• SUPPLIED RECORDS:
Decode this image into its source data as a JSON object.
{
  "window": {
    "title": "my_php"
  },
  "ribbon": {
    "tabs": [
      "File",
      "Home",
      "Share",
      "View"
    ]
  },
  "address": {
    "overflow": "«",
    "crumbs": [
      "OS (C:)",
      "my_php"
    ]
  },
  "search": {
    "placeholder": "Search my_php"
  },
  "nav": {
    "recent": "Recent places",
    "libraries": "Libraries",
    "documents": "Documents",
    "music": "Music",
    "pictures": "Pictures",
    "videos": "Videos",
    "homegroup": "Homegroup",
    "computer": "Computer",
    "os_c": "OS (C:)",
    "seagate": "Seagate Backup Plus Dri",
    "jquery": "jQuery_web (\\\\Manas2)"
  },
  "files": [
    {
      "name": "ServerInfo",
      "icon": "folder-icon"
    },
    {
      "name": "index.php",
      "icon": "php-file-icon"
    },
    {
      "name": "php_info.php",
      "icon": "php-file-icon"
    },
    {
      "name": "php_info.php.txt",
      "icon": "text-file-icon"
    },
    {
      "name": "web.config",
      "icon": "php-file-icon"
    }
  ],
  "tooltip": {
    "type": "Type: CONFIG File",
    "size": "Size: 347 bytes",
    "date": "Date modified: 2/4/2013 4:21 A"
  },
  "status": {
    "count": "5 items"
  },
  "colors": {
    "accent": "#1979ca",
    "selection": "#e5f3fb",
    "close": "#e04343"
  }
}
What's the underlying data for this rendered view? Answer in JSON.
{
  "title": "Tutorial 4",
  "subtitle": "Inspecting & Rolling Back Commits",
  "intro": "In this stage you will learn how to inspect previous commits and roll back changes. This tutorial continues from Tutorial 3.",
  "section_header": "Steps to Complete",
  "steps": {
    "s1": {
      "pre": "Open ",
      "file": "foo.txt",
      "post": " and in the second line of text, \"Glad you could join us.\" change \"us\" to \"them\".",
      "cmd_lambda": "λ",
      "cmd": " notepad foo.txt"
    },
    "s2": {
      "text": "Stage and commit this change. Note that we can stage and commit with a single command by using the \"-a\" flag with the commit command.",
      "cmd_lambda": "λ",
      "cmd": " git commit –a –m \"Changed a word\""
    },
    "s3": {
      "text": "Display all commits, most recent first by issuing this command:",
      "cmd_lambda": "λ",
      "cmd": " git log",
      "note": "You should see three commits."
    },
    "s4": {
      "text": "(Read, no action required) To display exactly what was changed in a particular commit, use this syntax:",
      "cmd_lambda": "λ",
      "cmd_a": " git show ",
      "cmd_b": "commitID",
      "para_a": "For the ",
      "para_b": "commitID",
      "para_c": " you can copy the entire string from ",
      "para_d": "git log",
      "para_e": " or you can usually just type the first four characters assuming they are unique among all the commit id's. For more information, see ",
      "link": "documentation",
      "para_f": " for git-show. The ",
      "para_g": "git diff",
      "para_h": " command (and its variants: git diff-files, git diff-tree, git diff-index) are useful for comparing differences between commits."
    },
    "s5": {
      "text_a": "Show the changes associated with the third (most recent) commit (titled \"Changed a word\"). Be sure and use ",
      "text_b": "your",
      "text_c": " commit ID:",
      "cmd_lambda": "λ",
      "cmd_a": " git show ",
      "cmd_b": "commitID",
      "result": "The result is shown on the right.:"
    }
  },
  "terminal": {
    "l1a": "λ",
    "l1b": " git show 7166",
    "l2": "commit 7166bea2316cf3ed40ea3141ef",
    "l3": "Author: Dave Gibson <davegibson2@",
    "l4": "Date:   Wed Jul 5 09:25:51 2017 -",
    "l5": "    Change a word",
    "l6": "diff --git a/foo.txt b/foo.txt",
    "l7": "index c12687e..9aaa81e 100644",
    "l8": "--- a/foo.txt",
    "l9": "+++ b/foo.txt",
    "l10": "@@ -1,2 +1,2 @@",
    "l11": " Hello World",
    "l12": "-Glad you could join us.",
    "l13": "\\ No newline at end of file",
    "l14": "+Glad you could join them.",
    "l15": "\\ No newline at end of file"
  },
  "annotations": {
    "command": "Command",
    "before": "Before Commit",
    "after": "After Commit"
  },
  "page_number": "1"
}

• GOAL: Exactly as written above, please repeat the entries.

• OUTPUT OF THE TASK:
Decode this image into its source data as a JSON object.
{
  "window": {
    "title": "my_php"
  },
  "ribbon": {
    "tabs": [
      "File",
      "Home",
      "Share",
      "View"
    ]
  },
  "address": {
    "overflow": "«",
    "crumbs": [
      "OS (C:)",
      "my_php"
    ]
  },
  "search": {
    "placeholder": "Search my_php"
  },
  "nav": {
    "recent": "Recent places",
    "libraries": "Libraries",
    "documents": "Documents",
    "music": "Music",
    "pictures": "Pictures",
    "videos": "Videos",
    "homegroup": "Homegroup",
    "computer": "Computer",
    "os_c": "OS (C:)",
    "seagate": "Seagate Backup Plus Dri",
    "jquery": "jQuery_web (\\\\Manas2)"
  },
  "files": [
    {
      "name": "ServerInfo",
      "icon": "folder-icon"
    },
    {
      "name": "index.php",
      "icon": "php-file-icon"
    },
    {
      "name": "php_info.php",
      "icon": "php-file-icon"
    },
    {
      "name": "php_info.php.txt",
      "icon": "text-file-icon"
    },
    {
      "name": "web.config",
      "icon": "php-file-icon"
    }
  ],
  "tooltip": {
    "type": "Type: CONFIG File",
    "size": "Size: 347 bytes",
    "date": "Date modified: 2/4/2013 4:21 A"
  },
  "status": {
    "count": "5 items"
  },
  "colors": {
    "accent": "#1979ca",
    "selection": "#e5f3fb",
    "close": "#e04343"
  }
}
What's the underlying data for this rendered view? Answer in JSON.
{
  "title": "Tutorial 4",
  "subtitle": "Inspecting & Rolling Back Commits",
  "intro": "In this stage you will learn how to inspect previous commits and roll back changes. This tutorial continues from Tutorial 3.",
  "section_header": "Steps to Complete",
  "steps": {
    "s1": {
      "pre": "Open ",
      "file": "foo.txt",
      "post": " and in the second line of text, \"Glad you could join us.\" change \"us\" to \"them\".",
      "cmd_lambda": "λ",
      "cmd": " notepad foo.txt"
    },
    "s2": {
      "text": "Stage and commit this change. Note that we can stage and commit with a single command by using the \"-a\" flag with the commit command.",
      "cmd_lambda": "λ",
      "cmd": " git commit –a –m \"Changed a word\""
    },
    "s3": {
      "text": "Display all commits, most recent first by issuing this command:",
      "cmd_lambda": "λ",
      "cmd": " git log",
      "note": "You should see three commits."
    },
    "s4": {
      "text": "(Read, no action required) To display exactly what was changed in a particular commit, use this syntax:",
      "cmd_lambda": "λ",
      "cmd_a": " git show ",
      "cmd_b": "commitID",
      "para_a": "For the ",
      "para_b": "commitID",
      "para_c": " you can copy the entire string from ",
      "para_d": "git log",
      "para_e": " or you can usually just type the first four characters assuming they are unique among all the commit id's. For more information, see ",
      "link": "documentation",
      "para_f": " for git-show. The ",
      "para_g": "git diff",
      "para_h": " command (and its variants: git diff-files, git diff-tree, git diff-index) are useful for comparing differences between commits."
    },
    "s5": {
      "text_a": "Show the changes associated with the third (most recent) commit (titled \"Changed a word\"). Be sure and use ",
      "text_b": "your",
      "text_c": " commit ID:",
      "cmd_lambda": "λ",
      "cmd_a": " git show ",
      "cmd_b": "commitID",
      "result": "The result is shown on the right.:"
    }
  },
  "terminal": {
    "l1a": "λ",
    "l1b": " git show 7166",
    "l2": "commit 7166bea2316cf3ed40ea3141ef",
    "l3": "Author: Dave Gibson <davegibson2@",
    "l4": "Date:   Wed Jul 5 09:25:51 2017 -",
    "l5": "    Change a word",
    "l6": "diff --git a/foo.txt b/foo.txt",
    "l7": "index c12687e..9aaa81e 100644",
    "l8": "--- a/foo.txt",
    "l9": "+++ b/foo.txt",
    "l10": "@@ -1,2 +1,2 @@",
    "l11": " Hello World",
    "l12": "-Glad you could join us.",
    "l13": "\\ No newline at end of file",
    "l14": "+Glad you could join them.",
    "l15": "\\ No newline at end of file"
  },
  "annotations": {
    "command": "Command",
    "before": "Before Commit",
    "after": "After Commit"
  },
  "page_number": "1"
}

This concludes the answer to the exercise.